◆ **Set exercise**:
Exactly as written, quote every line that follows, skipping the images.
-- start of Dataset extract --
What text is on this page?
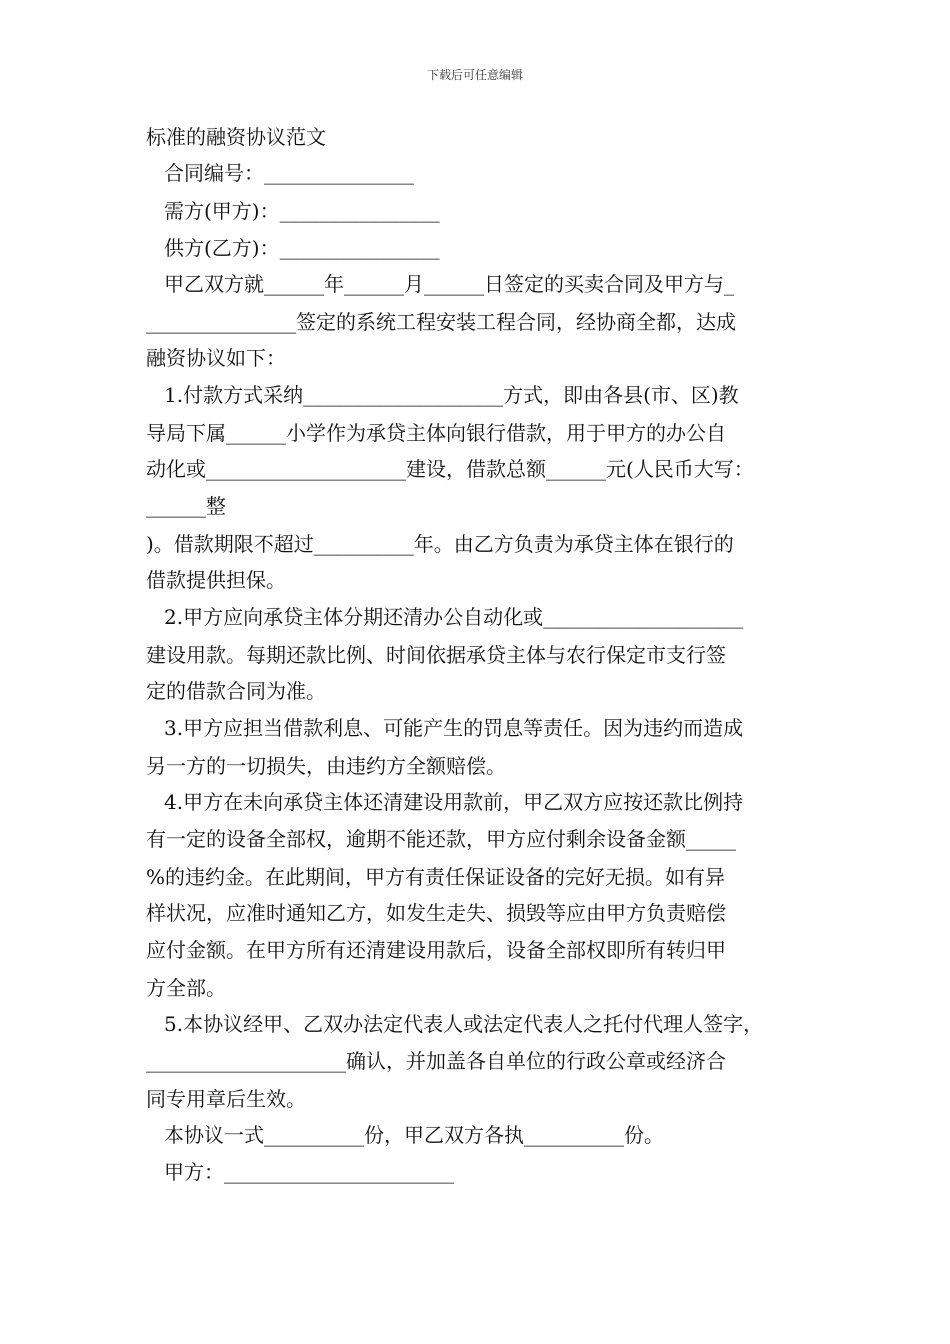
下载后可任意编辑
标准的融资协议范文
合同编号：_______________
需方(甲方)：________________
供方(乙方)：________________
甲乙双方就______年______月______日签定的买卖合同及甲方与_
_______________签定的系统工程安装工程合同，经协商全都，达成
融资协议如下：
1.付款方式采纳____________________方式，即由各县(市、区)教
导局下属______小学作为承贷主体向银行借款，用于甲方的办公自
动化或____________________建设，借款总额______元(人民币大写：
______整
)。借款期限不超过__________年。由乙方负责为承贷主体在银行的
借款提供担保。
2.甲方应向承贷主体分期还清办公自动化或____________________
建设用款。每期还款比例、时间依据承贷主体与农行保定市支行签
定的借款合同为准。
3.甲方应担当借款利息、可能产生的罚息等责任。因为违约而造成
另一方的一切损失，由违约方全额赔偿。
4.甲方在未向承贷主体还清建设用款前，甲乙双方应按还款比例持
有一定的设备全部权，逾期不能还款，甲方应付剩余设备金额_____
%的违约金。在此期间，甲方有责任保证设备的完好无损。如有异
样状况，应准时通知乙方，如发生走失、损毁等应由甲方负责赔偿
应付金额。在甲方所有还清建设用款后，设备全部权即所有转归甲
方全部。
5.本协议经甲、乙双办法定代表人或法定代表人之托付代理人签字，
____________________确认，并加盖各自单位的行政公章或经济合
同专用章后生效。
本协议一式__________份，甲乙双方各执__________份。
甲方：_______________________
-- end of Dataset extract --
◆ **Output for this exercise**:
What text is on this page?
下载后可任意编辑
标准的融资协议范文
合同编号：_______________
需方(甲方)：________________
供方(乙方)：________________
甲乙双方就______年______月______日签定的买卖合同及甲方与_
_______________签定的系统工程安装工程合同，经协商全都，达成
融资协议如下：
1.付款方式采纳____________________方式，即由各县(市、区)教
导局下属______小学作为承贷主体向银行借款，用于甲方的办公自
动化或____________________建设，借款总额______元(人民币大写：
______整
)。借款期限不超过__________年。由乙方负责为承贷主体在银行的
借款提供担保。
2.甲方应向承贷主体分期还清办公自动化或____________________
建设用款。每期还款比例、时间依据承贷主体与农行保定市支行签
定的借款合同为准。
3.甲方应担当借款利息、可能产生的罚息等责任。因为违约而造成
另一方的一切损失，由违约方全额赔偿。
4.甲方在未向承贷主体还清建设用款前，甲乙双方应按还款比例持
有一定的设备全部权，逾期不能还款，甲方应付剩余设备金额_____
%的违约金。在此期间，甲方有责任保证设备的完好无损。如有异
样状况，应准时通知乙方，如发生走失、损毁等应由甲方负责赔偿
应付金额。在甲方所有还清建设用款后，设备全部权即所有转归甲
方全部。
5.本协议经甲、乙双办法定代表人或法定代表人之托付代理人签字，
____________________确认，并加盖各自单位的行政公章或经济合
同专用章后生效。
本协议一式__________份，甲乙双方各执__________份。
甲方：_______________________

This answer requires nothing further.